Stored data
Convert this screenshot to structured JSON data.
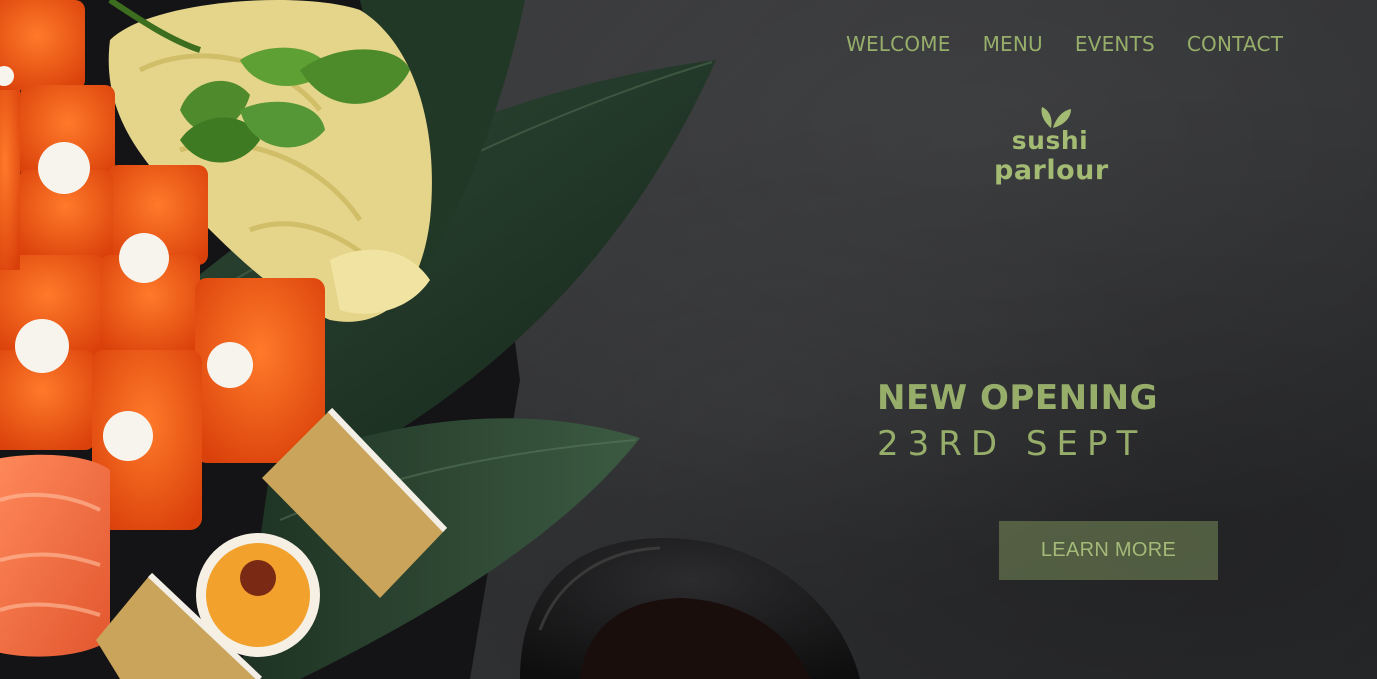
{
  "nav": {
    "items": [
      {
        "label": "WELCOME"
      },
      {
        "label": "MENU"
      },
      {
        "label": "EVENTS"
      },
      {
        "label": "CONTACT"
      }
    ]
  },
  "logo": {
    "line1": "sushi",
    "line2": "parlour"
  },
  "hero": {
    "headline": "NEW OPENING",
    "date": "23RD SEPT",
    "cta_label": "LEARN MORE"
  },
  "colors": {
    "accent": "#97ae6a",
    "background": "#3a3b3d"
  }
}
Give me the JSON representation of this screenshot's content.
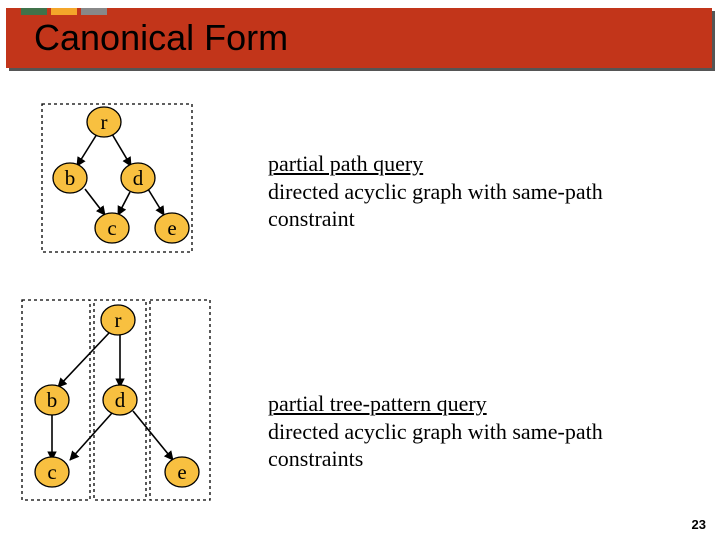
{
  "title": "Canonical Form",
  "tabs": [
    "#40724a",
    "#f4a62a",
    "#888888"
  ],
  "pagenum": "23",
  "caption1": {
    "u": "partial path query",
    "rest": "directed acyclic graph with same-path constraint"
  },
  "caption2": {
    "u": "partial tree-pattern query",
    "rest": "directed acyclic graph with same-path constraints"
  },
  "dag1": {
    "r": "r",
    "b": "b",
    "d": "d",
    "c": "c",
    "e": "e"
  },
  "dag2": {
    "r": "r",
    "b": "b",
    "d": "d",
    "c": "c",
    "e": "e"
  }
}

Task prompt:
The entries above are to be returned exactly, without their pictures.

Right answer:
Convert this screenshot to structured JSON data.
{
  "nav": {
    "items": [
      {
        "label": "WELCOME"
      },
      {
        "label": "MENU"
      },
      {
        "label": "EVENTS"
      },
      {
        "label": "CONTACT"
      }
    ]
  },
  "logo": {
    "line1": "sushi",
    "line2": "parlour"
  },
  "hero": {
    "headline": "NEW OPENING",
    "date": "23RD SEPT",
    "cta_label": "LEARN MORE"
  },
  "colors": {
    "accent": "#97ae6a",
    "background": "#3a3b3d"
  }
}
Give me the JSON representation of this screenshot's content.
{
  "title": "Canonical Form",
  "tabs": [
    "#40724a",
    "#f4a62a",
    "#888888"
  ],
  "pagenum": "23",
  "caption1": {
    "u": "partial path query",
    "rest": "directed acyclic graph with same-path constraint"
  },
  "caption2": {
    "u": "partial tree-pattern query",
    "rest": "directed acyclic graph with same-path constraints"
  },
  "dag1": {
    "r": "r",
    "b": "b",
    "d": "d",
    "c": "c",
    "e": "e"
  },
  "dag2": {
    "r": "r",
    "b": "b",
    "d": "d",
    "c": "c",
    "e": "e"
  }
}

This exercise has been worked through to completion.